- _PROBLEM DESCRIPTION_
Of the lines in this listing, how many contain the word "Sabin"? Give the number and nothing else.

- _DATA LISTING_
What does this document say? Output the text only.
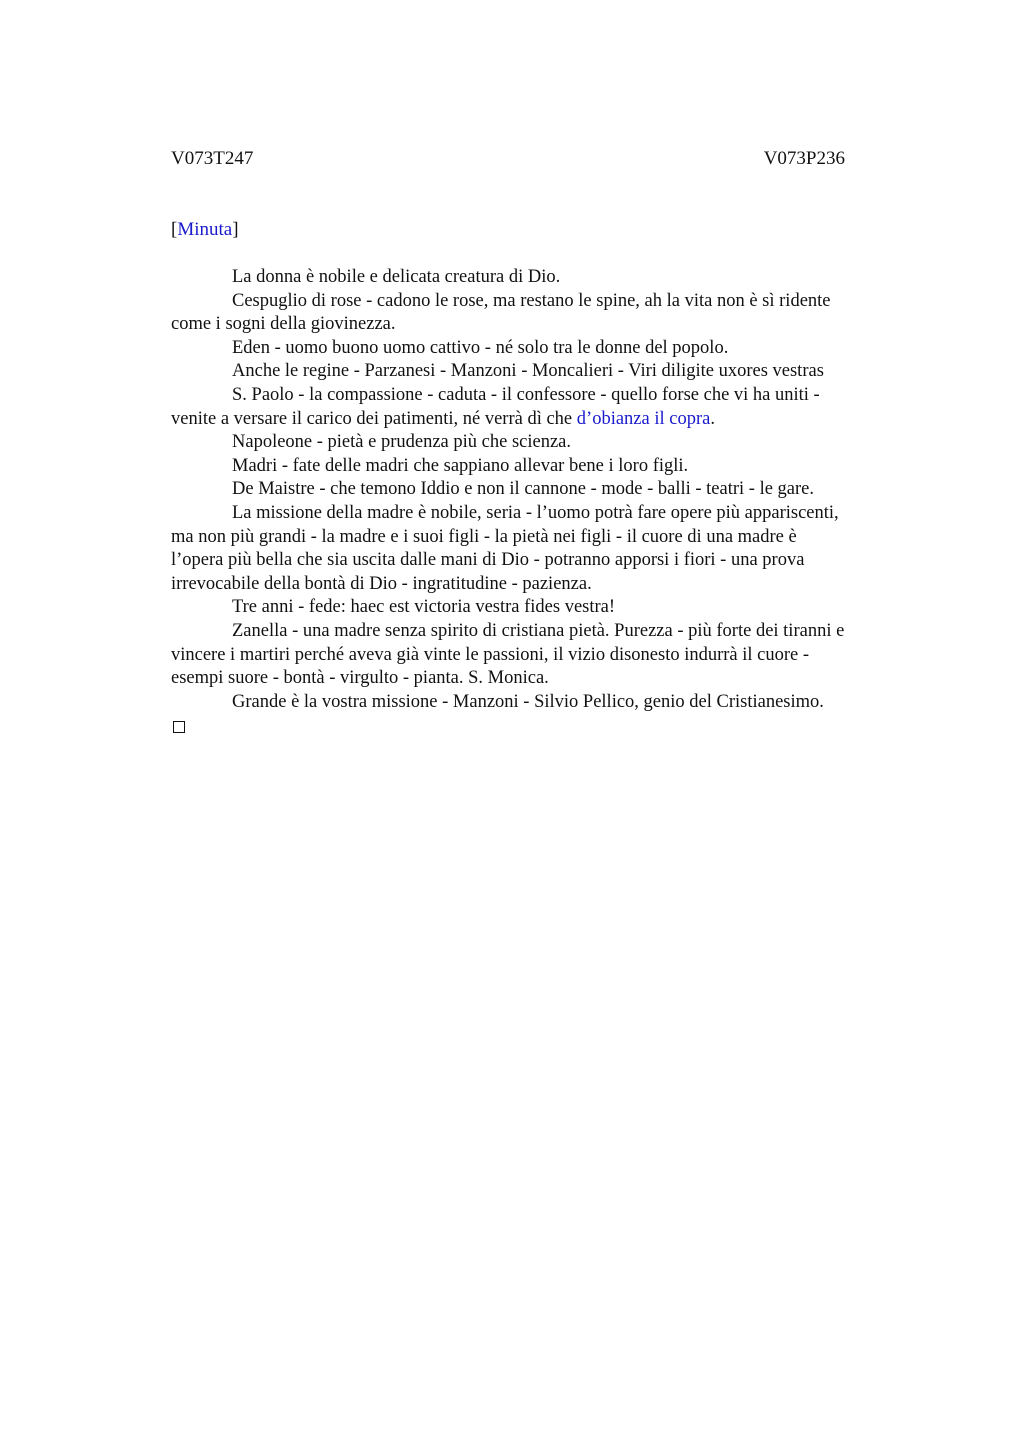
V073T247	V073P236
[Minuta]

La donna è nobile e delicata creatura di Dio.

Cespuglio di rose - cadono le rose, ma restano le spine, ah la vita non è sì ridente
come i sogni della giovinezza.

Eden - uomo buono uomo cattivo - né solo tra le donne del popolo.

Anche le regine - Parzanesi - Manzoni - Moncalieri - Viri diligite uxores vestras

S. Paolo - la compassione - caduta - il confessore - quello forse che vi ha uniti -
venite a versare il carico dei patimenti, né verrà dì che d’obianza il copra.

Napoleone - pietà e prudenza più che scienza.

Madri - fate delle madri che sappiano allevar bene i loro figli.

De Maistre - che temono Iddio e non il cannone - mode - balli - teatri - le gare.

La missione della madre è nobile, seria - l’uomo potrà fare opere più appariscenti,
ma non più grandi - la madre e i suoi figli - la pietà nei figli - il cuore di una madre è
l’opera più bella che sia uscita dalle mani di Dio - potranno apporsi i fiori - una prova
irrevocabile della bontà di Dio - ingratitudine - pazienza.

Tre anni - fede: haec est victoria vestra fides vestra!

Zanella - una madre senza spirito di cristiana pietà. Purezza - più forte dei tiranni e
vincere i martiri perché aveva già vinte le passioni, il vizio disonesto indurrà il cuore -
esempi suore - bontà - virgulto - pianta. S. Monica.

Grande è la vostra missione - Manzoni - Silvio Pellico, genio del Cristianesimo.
--
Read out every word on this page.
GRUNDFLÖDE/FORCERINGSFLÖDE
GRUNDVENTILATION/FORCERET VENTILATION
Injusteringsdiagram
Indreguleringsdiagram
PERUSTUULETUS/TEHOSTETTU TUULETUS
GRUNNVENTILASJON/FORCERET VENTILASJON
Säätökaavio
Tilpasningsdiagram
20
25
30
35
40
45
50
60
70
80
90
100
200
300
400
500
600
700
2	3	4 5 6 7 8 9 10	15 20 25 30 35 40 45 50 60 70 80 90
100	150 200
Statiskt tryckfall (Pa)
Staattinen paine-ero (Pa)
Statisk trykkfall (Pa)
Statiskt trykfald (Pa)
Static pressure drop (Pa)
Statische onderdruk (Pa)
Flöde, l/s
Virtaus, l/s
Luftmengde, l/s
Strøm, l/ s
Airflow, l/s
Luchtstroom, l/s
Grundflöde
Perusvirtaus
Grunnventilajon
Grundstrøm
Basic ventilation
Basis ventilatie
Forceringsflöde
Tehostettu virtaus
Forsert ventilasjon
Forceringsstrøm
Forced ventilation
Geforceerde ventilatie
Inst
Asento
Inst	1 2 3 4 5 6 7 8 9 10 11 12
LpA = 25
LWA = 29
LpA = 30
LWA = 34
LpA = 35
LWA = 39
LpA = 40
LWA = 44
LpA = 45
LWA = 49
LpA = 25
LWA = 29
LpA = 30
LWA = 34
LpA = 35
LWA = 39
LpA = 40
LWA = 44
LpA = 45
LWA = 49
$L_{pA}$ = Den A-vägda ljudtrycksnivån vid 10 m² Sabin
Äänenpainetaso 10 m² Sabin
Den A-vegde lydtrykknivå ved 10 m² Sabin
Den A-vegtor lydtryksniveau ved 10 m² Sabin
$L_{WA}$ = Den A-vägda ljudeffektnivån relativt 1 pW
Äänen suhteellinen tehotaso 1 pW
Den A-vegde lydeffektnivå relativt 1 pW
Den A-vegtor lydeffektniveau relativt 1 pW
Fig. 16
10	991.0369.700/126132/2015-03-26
---
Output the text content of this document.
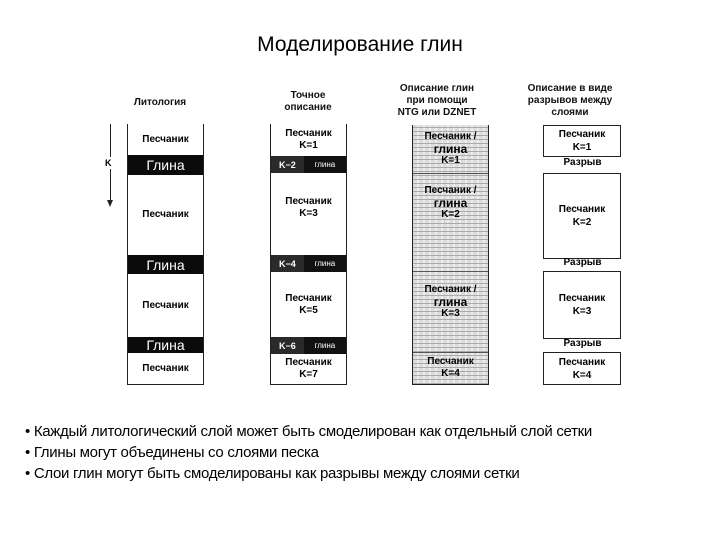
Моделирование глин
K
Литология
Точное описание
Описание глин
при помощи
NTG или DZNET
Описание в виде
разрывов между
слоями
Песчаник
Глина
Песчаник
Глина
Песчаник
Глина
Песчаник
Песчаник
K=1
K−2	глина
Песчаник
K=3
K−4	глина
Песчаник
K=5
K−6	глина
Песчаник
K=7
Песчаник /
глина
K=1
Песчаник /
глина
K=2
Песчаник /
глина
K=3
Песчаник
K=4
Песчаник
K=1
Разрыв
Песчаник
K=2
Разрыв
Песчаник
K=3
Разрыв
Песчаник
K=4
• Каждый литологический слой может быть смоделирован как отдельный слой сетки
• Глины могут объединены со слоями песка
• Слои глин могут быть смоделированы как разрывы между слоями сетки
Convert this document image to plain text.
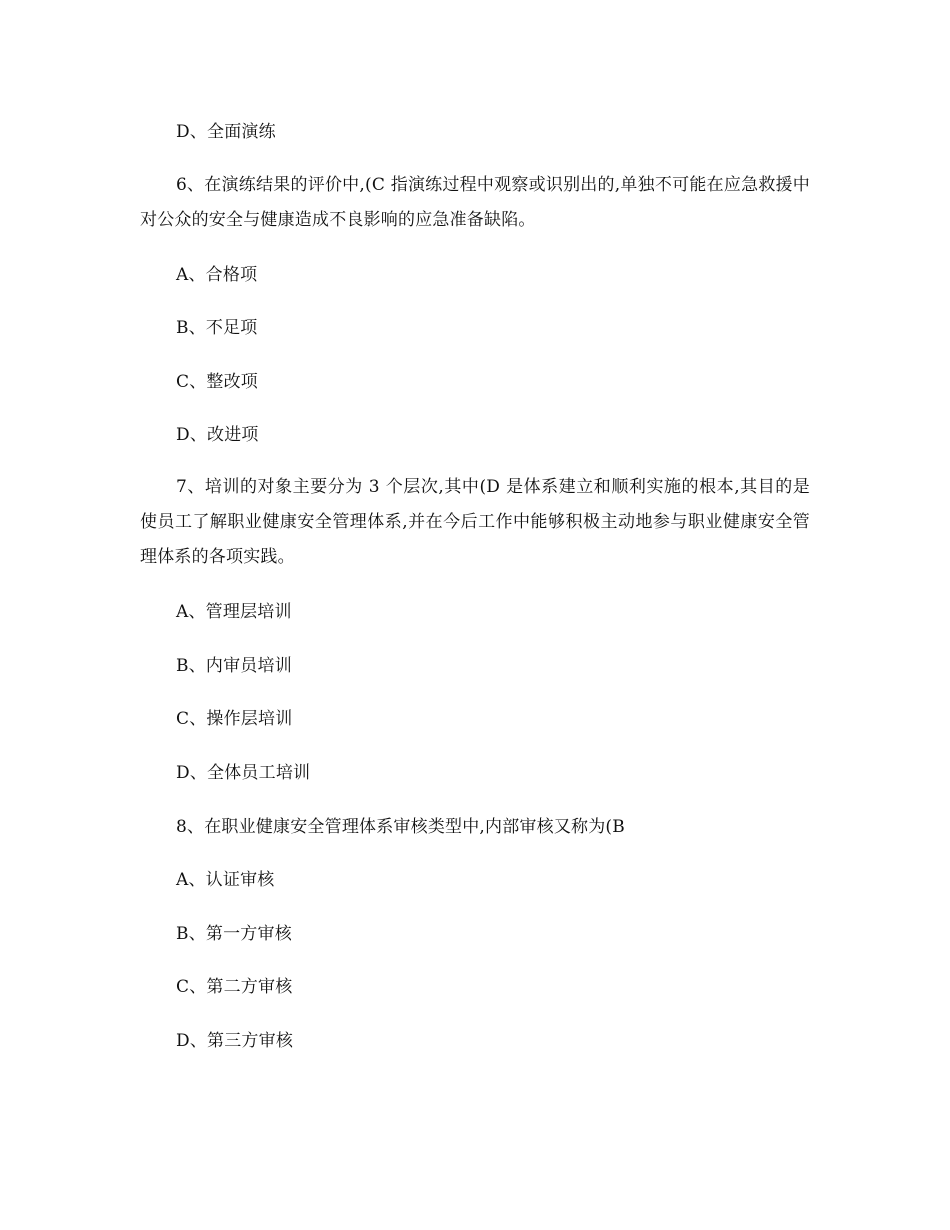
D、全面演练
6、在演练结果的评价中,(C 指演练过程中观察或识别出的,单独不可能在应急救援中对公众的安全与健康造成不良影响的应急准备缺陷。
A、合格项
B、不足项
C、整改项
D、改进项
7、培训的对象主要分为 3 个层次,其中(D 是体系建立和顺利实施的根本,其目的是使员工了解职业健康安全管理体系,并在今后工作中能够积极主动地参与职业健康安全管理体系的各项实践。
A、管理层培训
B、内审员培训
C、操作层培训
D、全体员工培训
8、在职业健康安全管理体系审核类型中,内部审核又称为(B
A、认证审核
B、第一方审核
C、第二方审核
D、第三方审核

- _RESPONSE TO THE TASK_
4